AIM: Repeat word for word the lines of the material, starting with the line that contains "Where is each element in this width=767, height=1008" and going on through the line that contains "process-name: ILDUCE: [37, 72, 106, 91]".

(Layout annotation records)
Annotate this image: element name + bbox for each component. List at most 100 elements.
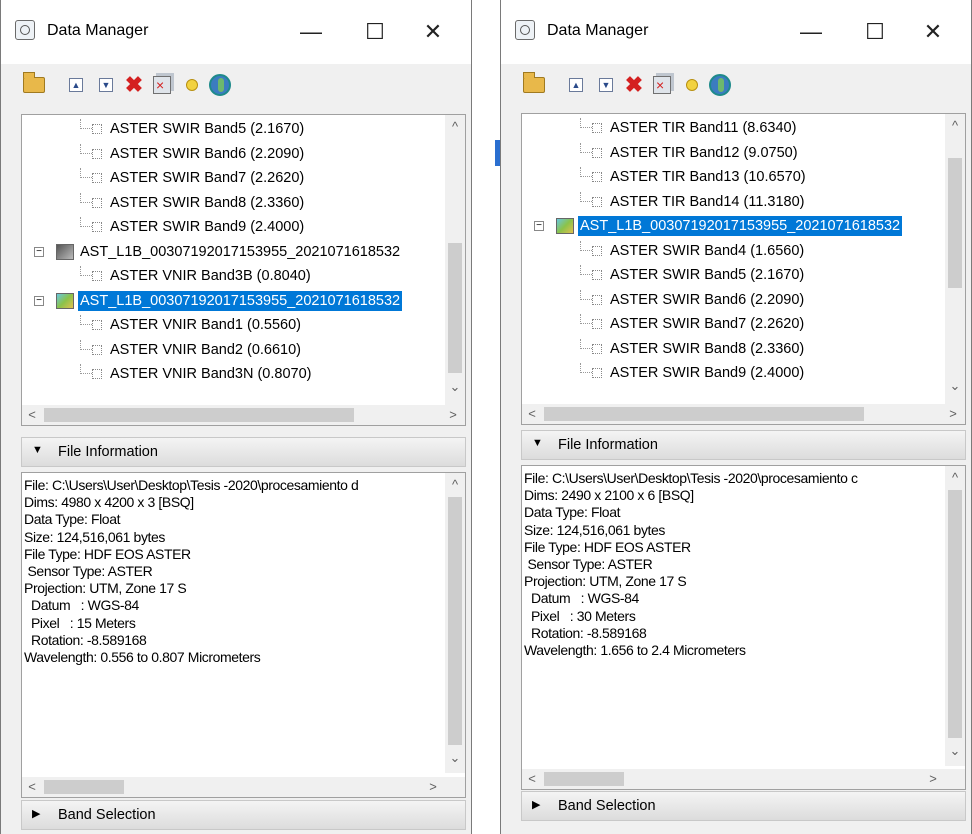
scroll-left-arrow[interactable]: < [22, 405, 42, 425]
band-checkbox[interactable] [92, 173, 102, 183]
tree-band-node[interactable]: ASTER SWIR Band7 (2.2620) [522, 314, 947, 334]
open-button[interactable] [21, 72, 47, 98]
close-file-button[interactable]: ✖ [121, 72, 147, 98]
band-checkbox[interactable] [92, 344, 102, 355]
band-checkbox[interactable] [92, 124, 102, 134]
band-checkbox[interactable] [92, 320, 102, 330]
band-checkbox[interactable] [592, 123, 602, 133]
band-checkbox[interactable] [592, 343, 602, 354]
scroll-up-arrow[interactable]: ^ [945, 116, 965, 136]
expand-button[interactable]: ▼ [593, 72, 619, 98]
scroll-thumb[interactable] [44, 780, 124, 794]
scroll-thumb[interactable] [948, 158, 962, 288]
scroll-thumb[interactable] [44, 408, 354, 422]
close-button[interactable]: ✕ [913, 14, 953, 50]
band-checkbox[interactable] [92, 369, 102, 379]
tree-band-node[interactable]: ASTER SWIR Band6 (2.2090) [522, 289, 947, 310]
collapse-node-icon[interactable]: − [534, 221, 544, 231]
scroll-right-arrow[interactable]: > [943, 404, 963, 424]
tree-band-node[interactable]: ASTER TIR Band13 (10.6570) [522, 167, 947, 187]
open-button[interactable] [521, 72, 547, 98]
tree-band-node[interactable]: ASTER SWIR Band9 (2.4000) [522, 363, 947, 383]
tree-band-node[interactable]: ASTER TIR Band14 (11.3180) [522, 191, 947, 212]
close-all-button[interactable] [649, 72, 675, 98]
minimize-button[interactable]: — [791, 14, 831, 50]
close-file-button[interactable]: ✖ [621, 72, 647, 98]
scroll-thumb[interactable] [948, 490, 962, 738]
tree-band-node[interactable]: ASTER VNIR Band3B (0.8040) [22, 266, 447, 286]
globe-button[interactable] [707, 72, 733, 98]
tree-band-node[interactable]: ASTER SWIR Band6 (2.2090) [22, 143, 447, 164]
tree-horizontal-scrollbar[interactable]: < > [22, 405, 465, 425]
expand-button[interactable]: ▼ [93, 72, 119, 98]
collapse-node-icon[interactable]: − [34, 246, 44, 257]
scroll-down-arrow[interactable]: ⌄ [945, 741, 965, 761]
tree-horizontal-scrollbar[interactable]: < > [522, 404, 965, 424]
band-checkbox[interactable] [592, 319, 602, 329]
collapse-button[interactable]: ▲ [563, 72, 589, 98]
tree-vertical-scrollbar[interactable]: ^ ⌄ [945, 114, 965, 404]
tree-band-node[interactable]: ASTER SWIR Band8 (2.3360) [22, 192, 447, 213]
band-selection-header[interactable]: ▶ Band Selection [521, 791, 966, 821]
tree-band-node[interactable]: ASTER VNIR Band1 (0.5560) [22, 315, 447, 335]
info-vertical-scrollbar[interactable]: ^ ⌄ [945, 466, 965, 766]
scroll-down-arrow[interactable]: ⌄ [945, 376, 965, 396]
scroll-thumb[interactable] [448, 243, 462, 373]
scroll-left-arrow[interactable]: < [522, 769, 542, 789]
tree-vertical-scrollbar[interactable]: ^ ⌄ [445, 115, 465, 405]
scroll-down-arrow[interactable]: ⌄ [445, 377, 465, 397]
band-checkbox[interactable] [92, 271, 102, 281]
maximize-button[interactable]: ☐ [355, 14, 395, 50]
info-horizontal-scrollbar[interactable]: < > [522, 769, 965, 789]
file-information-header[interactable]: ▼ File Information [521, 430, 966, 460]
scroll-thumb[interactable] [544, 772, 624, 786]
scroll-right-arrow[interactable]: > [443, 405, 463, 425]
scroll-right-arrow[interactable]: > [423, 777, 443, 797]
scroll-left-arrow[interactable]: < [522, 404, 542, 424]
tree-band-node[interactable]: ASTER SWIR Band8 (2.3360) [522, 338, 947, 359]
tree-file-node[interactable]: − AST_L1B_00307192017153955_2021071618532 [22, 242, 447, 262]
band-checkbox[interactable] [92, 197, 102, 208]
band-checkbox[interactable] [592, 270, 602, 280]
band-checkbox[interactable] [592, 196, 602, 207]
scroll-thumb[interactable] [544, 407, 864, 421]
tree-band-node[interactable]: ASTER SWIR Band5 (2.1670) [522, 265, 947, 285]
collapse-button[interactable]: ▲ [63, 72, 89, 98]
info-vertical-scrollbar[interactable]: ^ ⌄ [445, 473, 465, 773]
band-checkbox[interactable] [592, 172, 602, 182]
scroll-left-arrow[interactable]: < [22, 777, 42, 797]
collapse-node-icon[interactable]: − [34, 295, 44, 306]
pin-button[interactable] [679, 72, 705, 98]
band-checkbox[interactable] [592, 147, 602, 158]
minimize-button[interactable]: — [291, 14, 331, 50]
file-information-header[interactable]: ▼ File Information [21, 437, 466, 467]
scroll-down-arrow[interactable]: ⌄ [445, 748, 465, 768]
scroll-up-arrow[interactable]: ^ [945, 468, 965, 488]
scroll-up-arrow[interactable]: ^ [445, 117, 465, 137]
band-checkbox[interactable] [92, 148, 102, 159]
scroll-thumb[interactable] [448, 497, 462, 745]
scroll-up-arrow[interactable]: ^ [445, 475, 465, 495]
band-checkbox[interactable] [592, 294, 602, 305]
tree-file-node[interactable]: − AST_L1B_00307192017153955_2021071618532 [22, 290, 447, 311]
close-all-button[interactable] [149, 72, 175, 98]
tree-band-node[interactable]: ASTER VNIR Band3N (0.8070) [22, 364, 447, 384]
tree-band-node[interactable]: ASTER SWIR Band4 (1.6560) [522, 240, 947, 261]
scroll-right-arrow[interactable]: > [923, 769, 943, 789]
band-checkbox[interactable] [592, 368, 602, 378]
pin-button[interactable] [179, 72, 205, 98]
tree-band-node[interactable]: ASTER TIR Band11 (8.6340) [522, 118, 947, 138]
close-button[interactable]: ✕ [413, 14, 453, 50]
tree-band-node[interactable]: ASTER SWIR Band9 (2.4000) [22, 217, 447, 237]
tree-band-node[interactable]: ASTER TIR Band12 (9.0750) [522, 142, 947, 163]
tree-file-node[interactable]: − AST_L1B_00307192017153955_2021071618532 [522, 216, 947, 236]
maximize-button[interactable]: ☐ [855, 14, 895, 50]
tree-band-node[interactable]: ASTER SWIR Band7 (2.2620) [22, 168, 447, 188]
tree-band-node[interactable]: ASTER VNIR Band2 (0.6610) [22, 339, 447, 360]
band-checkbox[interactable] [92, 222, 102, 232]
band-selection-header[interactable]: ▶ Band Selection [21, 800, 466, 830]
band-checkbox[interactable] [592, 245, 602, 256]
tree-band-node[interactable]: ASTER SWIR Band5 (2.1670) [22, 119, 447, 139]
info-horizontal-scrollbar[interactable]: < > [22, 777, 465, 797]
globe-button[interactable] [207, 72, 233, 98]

...

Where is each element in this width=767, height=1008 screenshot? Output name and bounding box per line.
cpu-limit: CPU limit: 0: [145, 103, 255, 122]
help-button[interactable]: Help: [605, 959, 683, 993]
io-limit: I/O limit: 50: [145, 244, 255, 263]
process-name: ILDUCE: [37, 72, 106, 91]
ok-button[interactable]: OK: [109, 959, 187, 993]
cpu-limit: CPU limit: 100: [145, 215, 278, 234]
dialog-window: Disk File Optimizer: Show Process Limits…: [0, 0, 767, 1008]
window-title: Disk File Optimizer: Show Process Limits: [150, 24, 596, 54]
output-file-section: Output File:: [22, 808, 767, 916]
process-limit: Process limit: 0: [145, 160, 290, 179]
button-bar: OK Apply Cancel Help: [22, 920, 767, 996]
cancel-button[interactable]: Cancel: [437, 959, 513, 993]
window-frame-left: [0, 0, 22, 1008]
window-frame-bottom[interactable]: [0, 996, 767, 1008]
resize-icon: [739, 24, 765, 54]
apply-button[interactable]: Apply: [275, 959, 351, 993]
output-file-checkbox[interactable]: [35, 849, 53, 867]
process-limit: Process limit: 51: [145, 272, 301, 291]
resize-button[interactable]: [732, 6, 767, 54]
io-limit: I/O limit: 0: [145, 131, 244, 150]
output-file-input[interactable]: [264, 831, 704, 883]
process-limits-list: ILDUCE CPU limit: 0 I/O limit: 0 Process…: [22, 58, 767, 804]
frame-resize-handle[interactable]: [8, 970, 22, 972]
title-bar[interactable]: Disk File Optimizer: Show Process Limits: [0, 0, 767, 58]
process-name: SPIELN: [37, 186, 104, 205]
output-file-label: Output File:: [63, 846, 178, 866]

...

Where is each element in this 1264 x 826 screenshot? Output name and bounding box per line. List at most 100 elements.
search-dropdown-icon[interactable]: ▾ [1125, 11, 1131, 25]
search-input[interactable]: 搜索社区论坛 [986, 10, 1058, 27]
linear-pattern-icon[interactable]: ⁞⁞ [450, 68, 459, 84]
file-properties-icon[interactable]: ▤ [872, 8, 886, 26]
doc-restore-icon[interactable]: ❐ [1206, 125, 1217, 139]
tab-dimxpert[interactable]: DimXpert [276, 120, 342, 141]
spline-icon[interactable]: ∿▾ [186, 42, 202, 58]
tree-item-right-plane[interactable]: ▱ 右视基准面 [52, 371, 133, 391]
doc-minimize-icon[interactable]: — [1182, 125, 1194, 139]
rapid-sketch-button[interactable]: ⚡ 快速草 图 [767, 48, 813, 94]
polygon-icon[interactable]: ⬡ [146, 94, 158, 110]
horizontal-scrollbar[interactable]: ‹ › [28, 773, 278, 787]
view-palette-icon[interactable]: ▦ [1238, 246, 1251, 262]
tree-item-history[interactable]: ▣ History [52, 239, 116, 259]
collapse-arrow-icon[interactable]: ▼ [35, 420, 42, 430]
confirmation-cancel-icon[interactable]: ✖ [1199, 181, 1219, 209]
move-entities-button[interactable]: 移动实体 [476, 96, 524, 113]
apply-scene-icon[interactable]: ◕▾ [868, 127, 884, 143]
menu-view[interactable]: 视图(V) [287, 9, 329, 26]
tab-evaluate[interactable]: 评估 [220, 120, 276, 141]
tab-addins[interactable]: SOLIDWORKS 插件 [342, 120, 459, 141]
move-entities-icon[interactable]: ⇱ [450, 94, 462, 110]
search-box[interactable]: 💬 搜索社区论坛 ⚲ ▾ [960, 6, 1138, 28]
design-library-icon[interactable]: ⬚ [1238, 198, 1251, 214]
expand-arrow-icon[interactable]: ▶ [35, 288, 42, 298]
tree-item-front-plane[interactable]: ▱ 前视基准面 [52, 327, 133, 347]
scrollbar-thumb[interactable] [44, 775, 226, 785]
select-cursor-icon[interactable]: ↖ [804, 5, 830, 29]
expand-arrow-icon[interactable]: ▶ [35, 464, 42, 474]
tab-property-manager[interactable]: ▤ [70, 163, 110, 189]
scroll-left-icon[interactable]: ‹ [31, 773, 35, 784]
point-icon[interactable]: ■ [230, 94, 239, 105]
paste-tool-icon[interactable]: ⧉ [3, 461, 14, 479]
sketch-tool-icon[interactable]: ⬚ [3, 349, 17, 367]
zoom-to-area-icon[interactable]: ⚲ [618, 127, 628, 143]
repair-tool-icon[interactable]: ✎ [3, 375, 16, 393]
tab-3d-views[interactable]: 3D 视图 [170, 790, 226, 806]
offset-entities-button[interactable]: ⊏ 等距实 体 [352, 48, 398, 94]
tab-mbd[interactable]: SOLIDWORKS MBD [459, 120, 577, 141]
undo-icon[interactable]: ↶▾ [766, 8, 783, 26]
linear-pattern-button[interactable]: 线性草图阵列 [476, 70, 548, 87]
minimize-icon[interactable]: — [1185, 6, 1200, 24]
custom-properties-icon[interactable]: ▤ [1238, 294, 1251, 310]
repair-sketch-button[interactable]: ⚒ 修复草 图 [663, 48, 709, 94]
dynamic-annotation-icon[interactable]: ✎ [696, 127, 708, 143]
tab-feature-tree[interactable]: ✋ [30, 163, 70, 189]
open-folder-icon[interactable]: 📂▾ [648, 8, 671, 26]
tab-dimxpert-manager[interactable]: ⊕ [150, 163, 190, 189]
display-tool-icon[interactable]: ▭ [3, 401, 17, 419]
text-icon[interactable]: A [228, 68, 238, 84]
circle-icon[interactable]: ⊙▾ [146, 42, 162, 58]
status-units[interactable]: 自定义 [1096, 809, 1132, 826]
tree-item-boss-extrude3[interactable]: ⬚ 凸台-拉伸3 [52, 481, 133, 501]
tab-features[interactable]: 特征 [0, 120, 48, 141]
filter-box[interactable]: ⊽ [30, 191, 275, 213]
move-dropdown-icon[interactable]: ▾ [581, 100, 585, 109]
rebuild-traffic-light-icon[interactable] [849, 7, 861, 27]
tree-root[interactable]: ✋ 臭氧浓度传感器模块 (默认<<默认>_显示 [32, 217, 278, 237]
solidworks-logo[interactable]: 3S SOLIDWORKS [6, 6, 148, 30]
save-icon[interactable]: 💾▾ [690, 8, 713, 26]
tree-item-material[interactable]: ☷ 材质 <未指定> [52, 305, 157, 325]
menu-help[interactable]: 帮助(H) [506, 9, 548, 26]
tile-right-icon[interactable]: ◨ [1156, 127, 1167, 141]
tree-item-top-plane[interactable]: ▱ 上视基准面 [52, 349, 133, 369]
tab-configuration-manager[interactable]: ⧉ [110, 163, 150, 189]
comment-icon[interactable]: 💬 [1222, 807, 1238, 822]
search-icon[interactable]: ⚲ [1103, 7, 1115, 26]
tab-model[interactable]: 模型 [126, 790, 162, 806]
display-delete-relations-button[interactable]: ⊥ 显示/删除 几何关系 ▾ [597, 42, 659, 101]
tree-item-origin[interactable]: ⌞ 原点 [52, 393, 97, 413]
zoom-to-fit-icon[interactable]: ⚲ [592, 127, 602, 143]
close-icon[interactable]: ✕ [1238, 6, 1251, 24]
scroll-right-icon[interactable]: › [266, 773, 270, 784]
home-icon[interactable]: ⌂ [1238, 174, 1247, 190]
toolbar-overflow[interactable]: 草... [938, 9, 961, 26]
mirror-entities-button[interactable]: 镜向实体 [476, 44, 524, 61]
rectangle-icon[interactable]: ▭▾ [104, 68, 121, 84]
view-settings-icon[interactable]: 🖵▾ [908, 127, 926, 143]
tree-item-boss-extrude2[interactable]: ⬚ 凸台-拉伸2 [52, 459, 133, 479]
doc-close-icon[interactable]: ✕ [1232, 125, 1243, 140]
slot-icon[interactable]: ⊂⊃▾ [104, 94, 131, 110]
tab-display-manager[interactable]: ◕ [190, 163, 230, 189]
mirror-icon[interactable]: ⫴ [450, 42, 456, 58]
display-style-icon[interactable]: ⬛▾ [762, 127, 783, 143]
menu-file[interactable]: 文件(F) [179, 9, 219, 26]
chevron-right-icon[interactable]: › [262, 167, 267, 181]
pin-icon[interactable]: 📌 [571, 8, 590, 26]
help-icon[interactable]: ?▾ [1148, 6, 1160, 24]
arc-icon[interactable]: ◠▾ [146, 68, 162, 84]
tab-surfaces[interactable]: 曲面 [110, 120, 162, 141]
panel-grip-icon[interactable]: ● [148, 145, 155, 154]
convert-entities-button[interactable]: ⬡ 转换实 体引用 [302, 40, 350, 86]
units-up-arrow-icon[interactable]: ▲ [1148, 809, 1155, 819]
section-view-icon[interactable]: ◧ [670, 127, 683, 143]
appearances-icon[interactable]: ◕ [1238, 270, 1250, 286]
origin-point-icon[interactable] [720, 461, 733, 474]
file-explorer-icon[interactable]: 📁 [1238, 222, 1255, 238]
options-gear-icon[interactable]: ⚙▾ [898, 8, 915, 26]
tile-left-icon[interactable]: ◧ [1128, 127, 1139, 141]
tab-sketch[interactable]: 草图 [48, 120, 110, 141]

FULL ANSWER:
Where is each element in this width=767, height=1008 screenshot? Output name and bounding box per line.
cpu-limit: CPU limit: 0: [145, 103, 255, 122]
help-button[interactable]: Help: [605, 959, 683, 993]
io-limit: I/O limit: 50: [145, 244, 255, 263]
process-name: ILDUCE: [37, 72, 106, 91]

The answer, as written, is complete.